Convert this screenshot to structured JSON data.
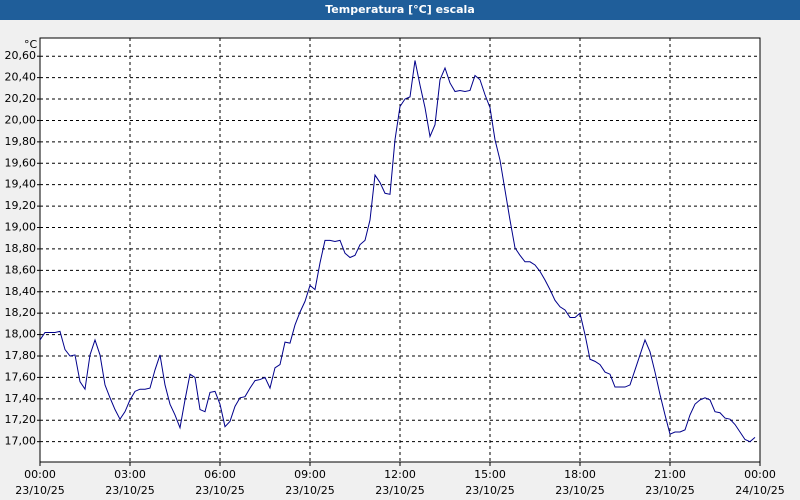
{
  "chart_data": {
    "type": "line",
    "title": "Temperatura [°C] escala",
    "y_unit": "°C",
    "x": [
      0,
      10,
      20,
      30,
      40,
      50,
      60,
      70,
      80,
      90,
      100,
      110,
      120,
      130,
      140,
      150,
      160,
      170,
      180,
      190,
      200,
      210,
      220,
      230,
      240,
      250,
      260,
      270,
      280,
      290,
      300,
      310,
      320,
      330,
      340,
      350,
      360,
      370,
      380,
      390,
      400,
      410,
      420,
      430,
      440,
      450,
      460,
      470,
      480,
      490,
      500,
      510,
      520,
      530,
      540,
      550,
      560,
      570,
      580,
      590,
      600,
      610,
      620,
      630,
      640,
      650,
      660,
      670,
      680,
      690,
      700,
      710,
      720,
      730,
      740,
      750,
      760,
      770,
      780,
      790,
      800,
      810,
      820,
      830,
      840,
      850,
      860,
      870,
      880,
      890,
      900,
      910,
      920,
      930,
      940,
      950,
      960,
      970,
      980,
      990,
      1000,
      1010,
      1020,
      1030,
      1040,
      1050,
      1060,
      1070,
      1080,
      1090,
      1100,
      1110,
      1120,
      1130,
      1140,
      1150,
      1160,
      1170,
      1180,
      1190,
      1200,
      1210,
      1220,
      1230,
      1240,
      1250,
      1260,
      1270,
      1280,
      1290,
      1300,
      1310,
      1320,
      1330,
      1340,
      1350,
      1360,
      1370,
      1380,
      1390,
      1400,
      1410,
      1420,
      1430
    ],
    "series": [
      {
        "name": "Temperatura",
        "color": "#00008b",
        "values": [
          17.95,
          18.02,
          18.02,
          18.02,
          18.03,
          17.86,
          17.8,
          17.81,
          17.56,
          17.49,
          17.81,
          17.95,
          17.81,
          17.53,
          17.41,
          17.3,
          17.21,
          17.28,
          17.39,
          17.47,
          17.49,
          17.49,
          17.5,
          17.67,
          17.81,
          17.53,
          17.35,
          17.25,
          17.13,
          17.39,
          17.63,
          17.6,
          17.3,
          17.28,
          17.46,
          17.47,
          17.35,
          17.14,
          17.19,
          17.33,
          17.41,
          17.42,
          17.5,
          17.57,
          17.58,
          17.6,
          17.5,
          17.69,
          17.72,
          17.93,
          17.92,
          18.09,
          18.21,
          18.31,
          18.46,
          18.42,
          18.67,
          18.88,
          18.88,
          18.87,
          18.88,
          18.76,
          18.72,
          18.74,
          18.84,
          18.88,
          19.07,
          19.49,
          19.42,
          19.32,
          19.31,
          19.82,
          20.13,
          20.2,
          20.22,
          20.56,
          20.33,
          20.12,
          19.85,
          19.96,
          20.38,
          20.49,
          20.35,
          20.27,
          20.28,
          20.27,
          20.28,
          20.42,
          20.38,
          20.24,
          20.12,
          19.82,
          19.63,
          19.35,
          19.07,
          18.81,
          18.74,
          18.68,
          18.68,
          18.65,
          18.59,
          18.51,
          18.42,
          18.32,
          18.26,
          18.23,
          18.16,
          18.16,
          18.2,
          18.0,
          17.77,
          17.75,
          17.72,
          17.65,
          17.63,
          17.51,
          17.51,
          17.51,
          17.53,
          17.67,
          17.81,
          17.95,
          17.84,
          17.65,
          17.44,
          17.25,
          17.07,
          17.09,
          17.09,
          17.11,
          17.25,
          17.35,
          17.39,
          17.41,
          17.39,
          17.28,
          17.27,
          17.22,
          17.21,
          17.16,
          17.09,
          17.02,
          17.0,
          17.04
        ]
      }
    ],
    "xlim": [
      0,
      1440
    ],
    "xticks": [
      {
        "value": 0,
        "label": "00:00",
        "date": "23/10/25"
      },
      {
        "value": 180,
        "label": "03:00",
        "date": "23/10/25"
      },
      {
        "value": 360,
        "label": "06:00",
        "date": "23/10/25"
      },
      {
        "value": 540,
        "label": "09:00",
        "date": "23/10/25"
      },
      {
        "value": 720,
        "label": "12:00",
        "date": "23/10/25"
      },
      {
        "value": 900,
        "label": "15:00",
        "date": "23/10/25"
      },
      {
        "value": 1080,
        "label": "18:00",
        "date": "23/10/25"
      },
      {
        "value": 1260,
        "label": "21:00",
        "date": "23/10/25"
      },
      {
        "value": 1440,
        "label": "00:00",
        "date": "24/10/25"
      }
    ],
    "ylim": [
      16.81,
      20.77
    ],
    "yticks": [
      {
        "value": 17.0,
        "label": "17,00"
      },
      {
        "value": 17.2,
        "label": "17,20"
      },
      {
        "value": 17.4,
        "label": "17,40"
      },
      {
        "value": 17.6,
        "label": "17,60"
      },
      {
        "value": 17.8,
        "label": "17,80"
      },
      {
        "value": 18.0,
        "label": "18,00"
      },
      {
        "value": 18.2,
        "label": "18,20"
      },
      {
        "value": 18.4,
        "label": "18,40"
      },
      {
        "value": 18.6,
        "label": "18,60"
      },
      {
        "value": 18.8,
        "label": "18,80"
      },
      {
        "value": 19.0,
        "label": "19,00"
      },
      {
        "value": 19.2,
        "label": "19,20"
      },
      {
        "value": 19.4,
        "label": "19,40"
      },
      {
        "value": 19.6,
        "label": "19,60"
      },
      {
        "value": 19.8,
        "label": "19,80"
      },
      {
        "value": 20.0,
        "label": "20,00"
      },
      {
        "value": 20.2,
        "label": "20,20"
      },
      {
        "value": 20.4,
        "label": "20,40"
      },
      {
        "value": 20.6,
        "label": "20,60"
      }
    ],
    "grid": true
  }
}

—————

Task to carry out: All of the lines above should be retyped precisely, apart from the pictures.

Output:
Convert this screenshot to structured JSON data.
{
  "chart_data": {
    "type": "line",
    "title": "Temperatura [°C] escala",
    "y_unit": "°C",
    "x": [
      0,
      10,
      20,
      30,
      40,
      50,
      60,
      70,
      80,
      90,
      100,
      110,
      120,
      130,
      140,
      150,
      160,
      170,
      180,
      190,
      200,
      210,
      220,
      230,
      240,
      250,
      260,
      270,
      280,
      290,
      300,
      310,
      320,
      330,
      340,
      350,
      360,
      370,
      380,
      390,
      400,
      410,
      420,
      430,
      440,
      450,
      460,
      470,
      480,
      490,
      500,
      510,
      520,
      530,
      540,
      550,
      560,
      570,
      580,
      590,
      600,
      610,
      620,
      630,
      640,
      650,
      660,
      670,
      680,
      690,
      700,
      710,
      720,
      730,
      740,
      750,
      760,
      770,
      780,
      790,
      800,
      810,
      820,
      830,
      840,
      850,
      860,
      870,
      880,
      890,
      900,
      910,
      920,
      930,
      940,
      950,
      960,
      970,
      980,
      990,
      1000,
      1010,
      1020,
      1030,
      1040,
      1050,
      1060,
      1070,
      1080,
      1090,
      1100,
      1110,
      1120,
      1130,
      1140,
      1150,
      1160,
      1170,
      1180,
      1190,
      1200,
      1210,
      1220,
      1230,
      1240,
      1250,
      1260,
      1270,
      1280,
      1290,
      1300,
      1310,
      1320,
      1330,
      1340,
      1350,
      1360,
      1370,
      1380,
      1390,
      1400,
      1410,
      1420,
      1430
    ],
    "series": [
      {
        "name": "Temperatura",
        "color": "#00008b",
        "values": [
          17.95,
          18.02,
          18.02,
          18.02,
          18.03,
          17.86,
          17.8,
          17.81,
          17.56,
          17.49,
          17.81,
          17.95,
          17.81,
          17.53,
          17.41,
          17.3,
          17.21,
          17.28,
          17.39,
          17.47,
          17.49,
          17.49,
          17.5,
          17.67,
          17.81,
          17.53,
          17.35,
          17.25,
          17.13,
          17.39,
          17.63,
          17.6,
          17.3,
          17.28,
          17.46,
          17.47,
          17.35,
          17.14,
          17.19,
          17.33,
          17.41,
          17.42,
          17.5,
          17.57,
          17.58,
          17.6,
          17.5,
          17.69,
          17.72,
          17.93,
          17.92,
          18.09,
          18.21,
          18.31,
          18.46,
          18.42,
          18.67,
          18.88,
          18.88,
          18.87,
          18.88,
          18.76,
          18.72,
          18.74,
          18.84,
          18.88,
          19.07,
          19.49,
          19.42,
          19.32,
          19.31,
          19.82,
          20.13,
          20.2,
          20.22,
          20.56,
          20.33,
          20.12,
          19.85,
          19.96,
          20.38,
          20.49,
          20.35,
          20.27,
          20.28,
          20.27,
          20.28,
          20.42,
          20.38,
          20.24,
          20.12,
          19.82,
          19.63,
          19.35,
          19.07,
          18.81,
          18.74,
          18.68,
          18.68,
          18.65,
          18.59,
          18.51,
          18.42,
          18.32,
          18.26,
          18.23,
          18.16,
          18.16,
          18.2,
          18.0,
          17.77,
          17.75,
          17.72,
          17.65,
          17.63,
          17.51,
          17.51,
          17.51,
          17.53,
          17.67,
          17.81,
          17.95,
          17.84,
          17.65,
          17.44,
          17.25,
          17.07,
          17.09,
          17.09,
          17.11,
          17.25,
          17.35,
          17.39,
          17.41,
          17.39,
          17.28,
          17.27,
          17.22,
          17.21,
          17.16,
          17.09,
          17.02,
          17.0,
          17.04
        ]
      }
    ],
    "xlim": [
      0,
      1440
    ],
    "xticks": [
      {
        "value": 0,
        "label": "00:00",
        "date": "23/10/25"
      },
      {
        "value": 180,
        "label": "03:00",
        "date": "23/10/25"
      },
      {
        "value": 360,
        "label": "06:00",
        "date": "23/10/25"
      },
      {
        "value": 540,
        "label": "09:00",
        "date": "23/10/25"
      },
      {
        "value": 720,
        "label": "12:00",
        "date": "23/10/25"
      },
      {
        "value": 900,
        "label": "15:00",
        "date": "23/10/25"
      },
      {
        "value": 1080,
        "label": "18:00",
        "date": "23/10/25"
      },
      {
        "value": 1260,
        "label": "21:00",
        "date": "23/10/25"
      },
      {
        "value": 1440,
        "label": "00:00",
        "date": "24/10/25"
      }
    ],
    "ylim": [
      16.81,
      20.77
    ],
    "yticks": [
      {
        "value": 17.0,
        "label": "17,00"
      },
      {
        "value": 17.2,
        "label": "17,20"
      },
      {
        "value": 17.4,
        "label": "17,40"
      },
      {
        "value": 17.6,
        "label": "17,60"
      },
      {
        "value": 17.8,
        "label": "17,80"
      },
      {
        "value": 18.0,
        "label": "18,00"
      },
      {
        "value": 18.2,
        "label": "18,20"
      },
      {
        "value": 18.4,
        "label": "18,40"
      },
      {
        "value": 18.6,
        "label": "18,60"
      },
      {
        "value": 18.8,
        "label": "18,80"
      },
      {
        "value": 19.0,
        "label": "19,00"
      },
      {
        "value": 19.2,
        "label": "19,20"
      },
      {
        "value": 19.4,
        "label": "19,40"
      },
      {
        "value": 19.6,
        "label": "19,60"
      },
      {
        "value": 19.8,
        "label": "19,80"
      },
      {
        "value": 20.0,
        "label": "20,00"
      },
      {
        "value": 20.2,
        "label": "20,20"
      },
      {
        "value": 20.4,
        "label": "20,40"
      },
      {
        "value": 20.6,
        "label": "20,60"
      }
    ],
    "grid": true
  }
}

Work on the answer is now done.